>>>>>

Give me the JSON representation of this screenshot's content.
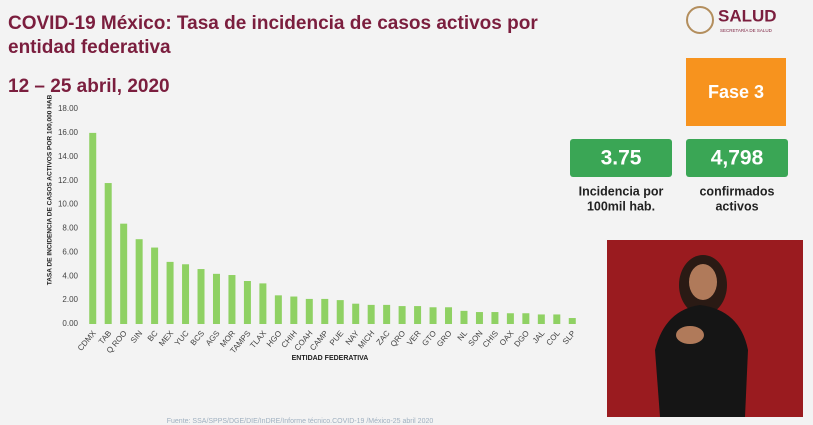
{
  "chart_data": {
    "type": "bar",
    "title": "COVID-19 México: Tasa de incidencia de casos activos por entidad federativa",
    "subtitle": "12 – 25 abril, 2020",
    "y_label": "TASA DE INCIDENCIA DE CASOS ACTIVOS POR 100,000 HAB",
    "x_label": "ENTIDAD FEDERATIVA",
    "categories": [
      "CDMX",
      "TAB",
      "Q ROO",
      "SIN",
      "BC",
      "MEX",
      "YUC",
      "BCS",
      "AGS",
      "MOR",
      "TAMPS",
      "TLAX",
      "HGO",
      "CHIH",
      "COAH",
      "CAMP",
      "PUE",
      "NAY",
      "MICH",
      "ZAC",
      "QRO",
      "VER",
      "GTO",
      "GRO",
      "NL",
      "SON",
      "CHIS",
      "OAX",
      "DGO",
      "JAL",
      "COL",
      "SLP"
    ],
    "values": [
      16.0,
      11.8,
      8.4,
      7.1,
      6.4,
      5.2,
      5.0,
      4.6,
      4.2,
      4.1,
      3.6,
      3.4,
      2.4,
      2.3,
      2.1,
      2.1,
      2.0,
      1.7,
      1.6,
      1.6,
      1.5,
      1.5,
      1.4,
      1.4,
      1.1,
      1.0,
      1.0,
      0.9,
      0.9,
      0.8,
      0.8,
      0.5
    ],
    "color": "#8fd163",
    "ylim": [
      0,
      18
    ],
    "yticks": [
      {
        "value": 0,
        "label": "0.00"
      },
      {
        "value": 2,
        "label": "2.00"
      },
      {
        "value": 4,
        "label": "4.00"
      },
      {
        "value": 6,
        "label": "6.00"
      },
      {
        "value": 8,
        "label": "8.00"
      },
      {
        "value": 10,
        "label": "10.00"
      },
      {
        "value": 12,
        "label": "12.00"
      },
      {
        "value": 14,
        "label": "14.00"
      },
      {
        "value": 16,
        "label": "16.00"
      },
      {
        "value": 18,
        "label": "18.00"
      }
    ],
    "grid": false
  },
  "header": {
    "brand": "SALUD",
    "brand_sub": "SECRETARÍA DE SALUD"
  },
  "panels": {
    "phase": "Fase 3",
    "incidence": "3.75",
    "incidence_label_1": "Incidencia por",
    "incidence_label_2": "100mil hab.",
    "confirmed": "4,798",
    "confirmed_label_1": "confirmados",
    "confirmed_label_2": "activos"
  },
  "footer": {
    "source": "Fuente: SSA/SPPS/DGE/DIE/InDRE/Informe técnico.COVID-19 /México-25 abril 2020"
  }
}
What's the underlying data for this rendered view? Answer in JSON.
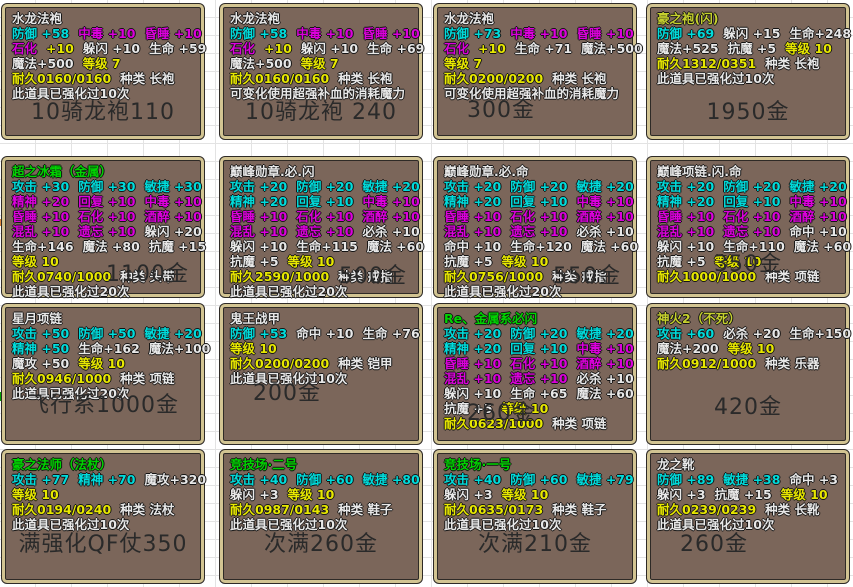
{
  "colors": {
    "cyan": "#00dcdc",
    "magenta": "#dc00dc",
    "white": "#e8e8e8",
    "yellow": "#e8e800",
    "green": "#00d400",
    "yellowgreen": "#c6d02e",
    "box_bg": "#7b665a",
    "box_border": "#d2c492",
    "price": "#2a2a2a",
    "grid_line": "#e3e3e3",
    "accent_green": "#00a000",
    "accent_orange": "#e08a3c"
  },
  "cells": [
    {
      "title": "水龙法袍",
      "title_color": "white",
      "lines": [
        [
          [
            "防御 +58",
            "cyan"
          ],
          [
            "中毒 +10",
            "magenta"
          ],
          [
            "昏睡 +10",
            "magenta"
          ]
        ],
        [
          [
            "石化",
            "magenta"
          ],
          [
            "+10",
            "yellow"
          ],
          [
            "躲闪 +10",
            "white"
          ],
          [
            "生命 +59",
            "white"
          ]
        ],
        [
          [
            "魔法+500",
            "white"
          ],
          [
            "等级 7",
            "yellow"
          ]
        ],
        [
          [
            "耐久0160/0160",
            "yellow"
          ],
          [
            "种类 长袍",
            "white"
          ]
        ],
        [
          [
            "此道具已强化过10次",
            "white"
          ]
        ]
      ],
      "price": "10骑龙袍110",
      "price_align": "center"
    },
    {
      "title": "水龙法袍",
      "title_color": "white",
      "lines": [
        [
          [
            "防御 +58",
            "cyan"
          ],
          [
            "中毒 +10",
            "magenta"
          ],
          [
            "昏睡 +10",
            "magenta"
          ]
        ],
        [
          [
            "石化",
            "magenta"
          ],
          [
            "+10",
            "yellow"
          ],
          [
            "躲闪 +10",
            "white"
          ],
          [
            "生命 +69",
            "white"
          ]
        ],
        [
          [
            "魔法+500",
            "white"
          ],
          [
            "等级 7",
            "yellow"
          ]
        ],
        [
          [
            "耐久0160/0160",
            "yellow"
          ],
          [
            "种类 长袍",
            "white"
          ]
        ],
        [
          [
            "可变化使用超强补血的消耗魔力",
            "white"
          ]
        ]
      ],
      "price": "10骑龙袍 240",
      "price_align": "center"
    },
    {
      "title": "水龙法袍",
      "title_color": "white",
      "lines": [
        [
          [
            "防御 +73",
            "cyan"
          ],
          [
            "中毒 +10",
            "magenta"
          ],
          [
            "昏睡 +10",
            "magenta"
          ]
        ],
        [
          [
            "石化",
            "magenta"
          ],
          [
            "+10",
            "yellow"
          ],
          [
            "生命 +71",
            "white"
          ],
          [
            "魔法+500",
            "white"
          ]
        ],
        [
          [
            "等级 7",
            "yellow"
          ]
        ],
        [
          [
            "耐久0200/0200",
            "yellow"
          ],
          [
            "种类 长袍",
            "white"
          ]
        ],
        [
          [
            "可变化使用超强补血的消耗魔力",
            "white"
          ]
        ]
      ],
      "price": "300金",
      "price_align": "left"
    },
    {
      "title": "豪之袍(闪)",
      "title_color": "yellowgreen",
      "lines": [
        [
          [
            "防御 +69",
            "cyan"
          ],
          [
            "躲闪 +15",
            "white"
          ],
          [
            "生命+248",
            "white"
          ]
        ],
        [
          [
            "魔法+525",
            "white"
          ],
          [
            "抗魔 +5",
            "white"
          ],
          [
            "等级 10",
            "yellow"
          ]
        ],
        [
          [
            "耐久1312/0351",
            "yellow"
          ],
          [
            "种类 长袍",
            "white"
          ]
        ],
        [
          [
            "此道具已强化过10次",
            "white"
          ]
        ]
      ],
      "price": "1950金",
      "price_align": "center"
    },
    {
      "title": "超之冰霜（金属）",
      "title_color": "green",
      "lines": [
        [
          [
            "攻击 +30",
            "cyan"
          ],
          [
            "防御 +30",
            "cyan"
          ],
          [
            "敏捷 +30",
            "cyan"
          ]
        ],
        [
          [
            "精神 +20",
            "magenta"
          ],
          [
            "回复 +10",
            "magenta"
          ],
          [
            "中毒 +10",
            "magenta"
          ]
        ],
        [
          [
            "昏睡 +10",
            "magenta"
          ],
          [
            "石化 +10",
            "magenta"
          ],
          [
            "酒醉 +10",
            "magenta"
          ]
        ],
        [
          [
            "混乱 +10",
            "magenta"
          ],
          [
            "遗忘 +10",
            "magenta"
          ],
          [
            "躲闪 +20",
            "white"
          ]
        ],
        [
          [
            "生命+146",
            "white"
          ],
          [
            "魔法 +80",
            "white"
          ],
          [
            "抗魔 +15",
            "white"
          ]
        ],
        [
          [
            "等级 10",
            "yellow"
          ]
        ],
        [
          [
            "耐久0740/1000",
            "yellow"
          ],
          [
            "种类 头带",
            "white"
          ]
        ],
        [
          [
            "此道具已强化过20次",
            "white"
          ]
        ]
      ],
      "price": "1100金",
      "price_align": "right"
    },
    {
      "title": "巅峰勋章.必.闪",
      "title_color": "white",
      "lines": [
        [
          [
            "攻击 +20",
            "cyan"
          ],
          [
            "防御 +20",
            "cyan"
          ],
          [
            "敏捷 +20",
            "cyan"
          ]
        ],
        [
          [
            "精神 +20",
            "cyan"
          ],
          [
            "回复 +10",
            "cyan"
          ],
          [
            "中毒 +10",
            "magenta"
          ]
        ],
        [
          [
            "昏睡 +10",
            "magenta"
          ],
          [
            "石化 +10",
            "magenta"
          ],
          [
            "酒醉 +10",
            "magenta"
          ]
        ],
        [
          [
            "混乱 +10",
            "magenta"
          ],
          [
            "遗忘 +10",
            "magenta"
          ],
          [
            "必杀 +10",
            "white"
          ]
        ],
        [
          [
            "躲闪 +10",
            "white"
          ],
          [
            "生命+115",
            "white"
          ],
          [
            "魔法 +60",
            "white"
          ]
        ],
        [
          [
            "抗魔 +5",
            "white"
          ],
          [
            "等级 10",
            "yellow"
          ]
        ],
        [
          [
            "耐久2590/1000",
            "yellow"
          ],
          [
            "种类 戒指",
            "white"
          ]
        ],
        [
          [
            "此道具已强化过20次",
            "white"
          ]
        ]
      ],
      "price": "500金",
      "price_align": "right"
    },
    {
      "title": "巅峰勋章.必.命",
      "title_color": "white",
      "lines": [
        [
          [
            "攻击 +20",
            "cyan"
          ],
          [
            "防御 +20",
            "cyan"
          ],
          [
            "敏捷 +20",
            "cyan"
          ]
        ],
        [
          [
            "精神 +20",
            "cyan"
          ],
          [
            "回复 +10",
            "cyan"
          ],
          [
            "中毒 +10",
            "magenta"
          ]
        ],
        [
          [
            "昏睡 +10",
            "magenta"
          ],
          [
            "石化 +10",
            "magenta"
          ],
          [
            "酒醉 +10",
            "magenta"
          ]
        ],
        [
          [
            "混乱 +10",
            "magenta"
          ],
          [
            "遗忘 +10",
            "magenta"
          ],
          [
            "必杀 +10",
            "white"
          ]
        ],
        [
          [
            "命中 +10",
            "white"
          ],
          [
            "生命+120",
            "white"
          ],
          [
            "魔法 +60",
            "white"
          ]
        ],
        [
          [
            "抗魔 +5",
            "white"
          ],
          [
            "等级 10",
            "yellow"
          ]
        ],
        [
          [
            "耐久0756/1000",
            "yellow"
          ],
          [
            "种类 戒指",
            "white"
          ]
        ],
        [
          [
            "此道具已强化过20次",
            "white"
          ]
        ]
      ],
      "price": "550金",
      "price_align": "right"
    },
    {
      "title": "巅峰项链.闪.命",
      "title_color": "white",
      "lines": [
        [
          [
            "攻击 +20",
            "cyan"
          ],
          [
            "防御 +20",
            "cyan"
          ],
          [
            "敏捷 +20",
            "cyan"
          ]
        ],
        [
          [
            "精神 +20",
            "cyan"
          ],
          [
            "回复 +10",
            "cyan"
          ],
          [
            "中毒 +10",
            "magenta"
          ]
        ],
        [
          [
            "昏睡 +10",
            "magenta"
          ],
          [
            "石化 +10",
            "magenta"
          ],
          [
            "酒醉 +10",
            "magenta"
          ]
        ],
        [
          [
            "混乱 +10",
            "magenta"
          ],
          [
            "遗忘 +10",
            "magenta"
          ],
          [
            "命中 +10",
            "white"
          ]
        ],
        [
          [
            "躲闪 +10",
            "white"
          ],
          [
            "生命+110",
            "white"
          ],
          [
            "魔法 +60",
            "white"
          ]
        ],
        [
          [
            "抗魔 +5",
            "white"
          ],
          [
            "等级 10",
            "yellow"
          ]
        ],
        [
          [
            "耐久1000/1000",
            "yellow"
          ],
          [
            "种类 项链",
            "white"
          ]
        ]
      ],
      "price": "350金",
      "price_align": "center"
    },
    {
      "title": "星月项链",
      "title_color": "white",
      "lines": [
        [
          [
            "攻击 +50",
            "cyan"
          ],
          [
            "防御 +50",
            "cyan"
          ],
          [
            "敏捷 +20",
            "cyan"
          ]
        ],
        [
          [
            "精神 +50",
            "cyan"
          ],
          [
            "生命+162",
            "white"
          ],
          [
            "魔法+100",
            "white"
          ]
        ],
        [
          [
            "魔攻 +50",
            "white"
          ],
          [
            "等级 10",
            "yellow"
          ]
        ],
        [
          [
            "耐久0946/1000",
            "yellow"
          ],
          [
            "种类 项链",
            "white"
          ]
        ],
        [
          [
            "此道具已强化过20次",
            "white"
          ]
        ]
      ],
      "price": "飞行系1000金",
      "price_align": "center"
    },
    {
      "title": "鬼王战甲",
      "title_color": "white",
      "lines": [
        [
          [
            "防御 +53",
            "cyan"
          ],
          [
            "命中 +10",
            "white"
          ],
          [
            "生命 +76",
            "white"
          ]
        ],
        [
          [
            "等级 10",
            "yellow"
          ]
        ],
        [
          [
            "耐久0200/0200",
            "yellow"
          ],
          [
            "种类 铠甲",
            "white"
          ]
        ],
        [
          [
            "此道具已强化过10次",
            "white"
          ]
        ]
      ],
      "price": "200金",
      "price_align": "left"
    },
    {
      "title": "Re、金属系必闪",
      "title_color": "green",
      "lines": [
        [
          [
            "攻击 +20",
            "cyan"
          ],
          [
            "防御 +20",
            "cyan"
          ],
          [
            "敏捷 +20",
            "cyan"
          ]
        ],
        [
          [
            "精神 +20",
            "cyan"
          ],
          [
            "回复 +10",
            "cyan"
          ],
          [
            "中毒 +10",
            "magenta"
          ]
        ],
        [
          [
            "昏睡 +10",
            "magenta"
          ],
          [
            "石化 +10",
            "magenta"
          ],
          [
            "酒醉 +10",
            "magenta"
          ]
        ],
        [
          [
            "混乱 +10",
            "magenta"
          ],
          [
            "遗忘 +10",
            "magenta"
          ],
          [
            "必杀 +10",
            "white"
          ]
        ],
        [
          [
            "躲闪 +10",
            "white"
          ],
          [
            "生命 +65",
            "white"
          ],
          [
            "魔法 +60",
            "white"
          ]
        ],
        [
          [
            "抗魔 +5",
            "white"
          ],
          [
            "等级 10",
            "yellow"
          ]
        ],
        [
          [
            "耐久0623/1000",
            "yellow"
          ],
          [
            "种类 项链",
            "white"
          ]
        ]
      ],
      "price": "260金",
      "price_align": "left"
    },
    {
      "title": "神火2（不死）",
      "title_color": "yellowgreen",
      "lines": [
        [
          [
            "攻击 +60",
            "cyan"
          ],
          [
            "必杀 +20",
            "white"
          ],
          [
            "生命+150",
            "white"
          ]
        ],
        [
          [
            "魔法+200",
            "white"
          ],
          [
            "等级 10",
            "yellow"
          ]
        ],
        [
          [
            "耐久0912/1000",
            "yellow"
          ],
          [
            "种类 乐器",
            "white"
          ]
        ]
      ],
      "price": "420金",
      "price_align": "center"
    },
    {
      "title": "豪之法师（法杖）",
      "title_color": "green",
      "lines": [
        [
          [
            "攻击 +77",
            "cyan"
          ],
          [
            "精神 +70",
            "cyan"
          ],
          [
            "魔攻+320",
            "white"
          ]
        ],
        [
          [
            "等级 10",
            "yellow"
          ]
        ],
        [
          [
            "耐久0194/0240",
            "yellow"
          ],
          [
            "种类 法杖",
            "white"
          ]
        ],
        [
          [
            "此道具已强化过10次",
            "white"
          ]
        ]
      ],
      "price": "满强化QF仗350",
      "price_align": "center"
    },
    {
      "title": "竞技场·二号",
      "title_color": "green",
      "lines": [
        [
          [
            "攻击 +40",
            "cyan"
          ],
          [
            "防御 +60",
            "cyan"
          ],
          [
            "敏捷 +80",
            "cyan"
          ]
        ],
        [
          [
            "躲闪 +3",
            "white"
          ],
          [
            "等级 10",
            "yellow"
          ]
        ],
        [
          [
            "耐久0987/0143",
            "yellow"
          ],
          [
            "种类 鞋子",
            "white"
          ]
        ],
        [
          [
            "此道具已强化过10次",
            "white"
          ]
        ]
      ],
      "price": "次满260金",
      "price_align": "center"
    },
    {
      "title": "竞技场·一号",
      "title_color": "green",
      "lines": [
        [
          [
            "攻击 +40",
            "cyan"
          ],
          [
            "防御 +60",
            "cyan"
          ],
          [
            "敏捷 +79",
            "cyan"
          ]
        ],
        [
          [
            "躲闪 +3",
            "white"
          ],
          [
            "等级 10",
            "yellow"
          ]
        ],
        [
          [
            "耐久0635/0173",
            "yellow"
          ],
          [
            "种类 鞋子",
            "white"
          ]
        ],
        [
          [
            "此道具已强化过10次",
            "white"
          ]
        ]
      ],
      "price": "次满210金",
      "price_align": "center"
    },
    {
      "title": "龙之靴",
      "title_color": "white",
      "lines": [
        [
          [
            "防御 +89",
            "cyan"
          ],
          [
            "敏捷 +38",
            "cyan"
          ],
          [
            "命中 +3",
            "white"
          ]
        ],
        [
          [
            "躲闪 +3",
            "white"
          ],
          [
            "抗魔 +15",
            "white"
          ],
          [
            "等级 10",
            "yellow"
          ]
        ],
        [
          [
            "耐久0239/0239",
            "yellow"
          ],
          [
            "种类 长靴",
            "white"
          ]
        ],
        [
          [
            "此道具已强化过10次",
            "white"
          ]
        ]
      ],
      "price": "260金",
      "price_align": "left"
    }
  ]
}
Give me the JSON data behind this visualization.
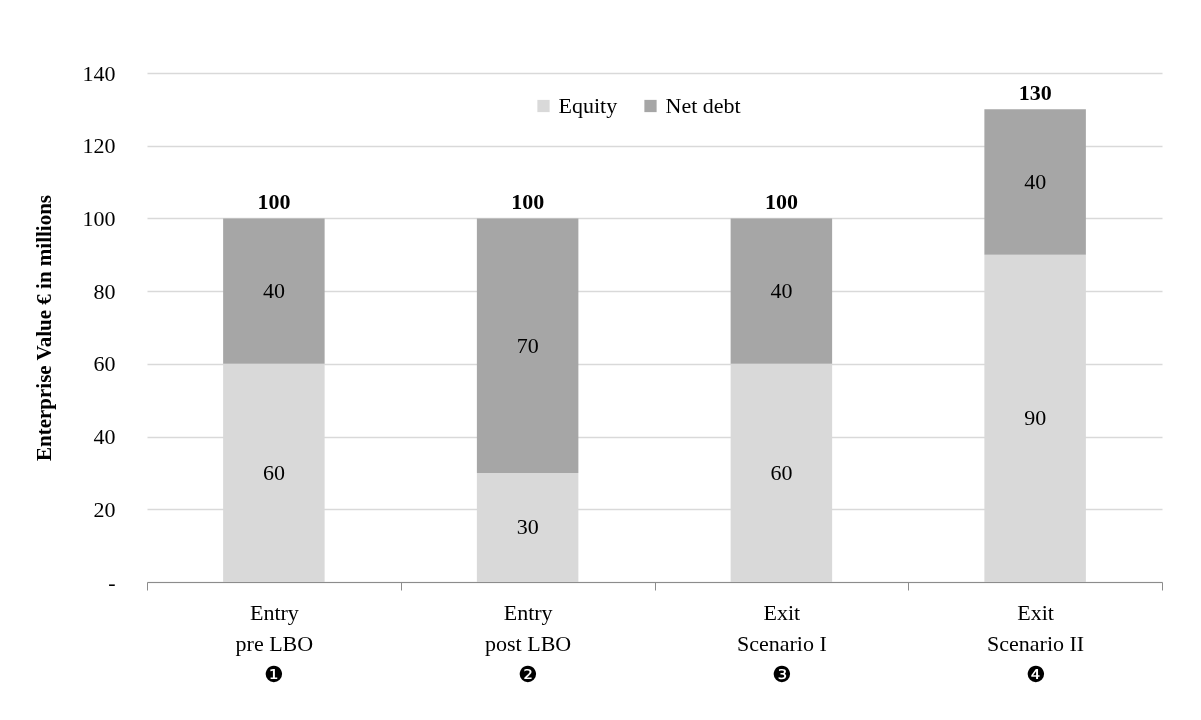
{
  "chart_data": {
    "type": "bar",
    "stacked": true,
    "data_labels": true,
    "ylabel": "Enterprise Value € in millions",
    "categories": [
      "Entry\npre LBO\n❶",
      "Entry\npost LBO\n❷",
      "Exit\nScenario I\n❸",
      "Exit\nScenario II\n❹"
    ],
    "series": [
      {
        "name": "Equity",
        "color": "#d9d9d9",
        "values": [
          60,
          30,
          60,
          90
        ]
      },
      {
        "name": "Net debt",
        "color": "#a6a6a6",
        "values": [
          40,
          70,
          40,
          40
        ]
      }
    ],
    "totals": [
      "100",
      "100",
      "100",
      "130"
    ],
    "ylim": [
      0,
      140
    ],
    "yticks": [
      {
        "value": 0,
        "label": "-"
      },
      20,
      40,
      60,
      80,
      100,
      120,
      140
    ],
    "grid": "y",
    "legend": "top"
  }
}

<<<<<

# WORK TO BE COMPLETED
Search the entries for the word "SALUD", then list each line that holds it.

# THE RESPONSE
    "brand": "SALUD",
    "brand_sub": "SECRETARÍA DE SALUD"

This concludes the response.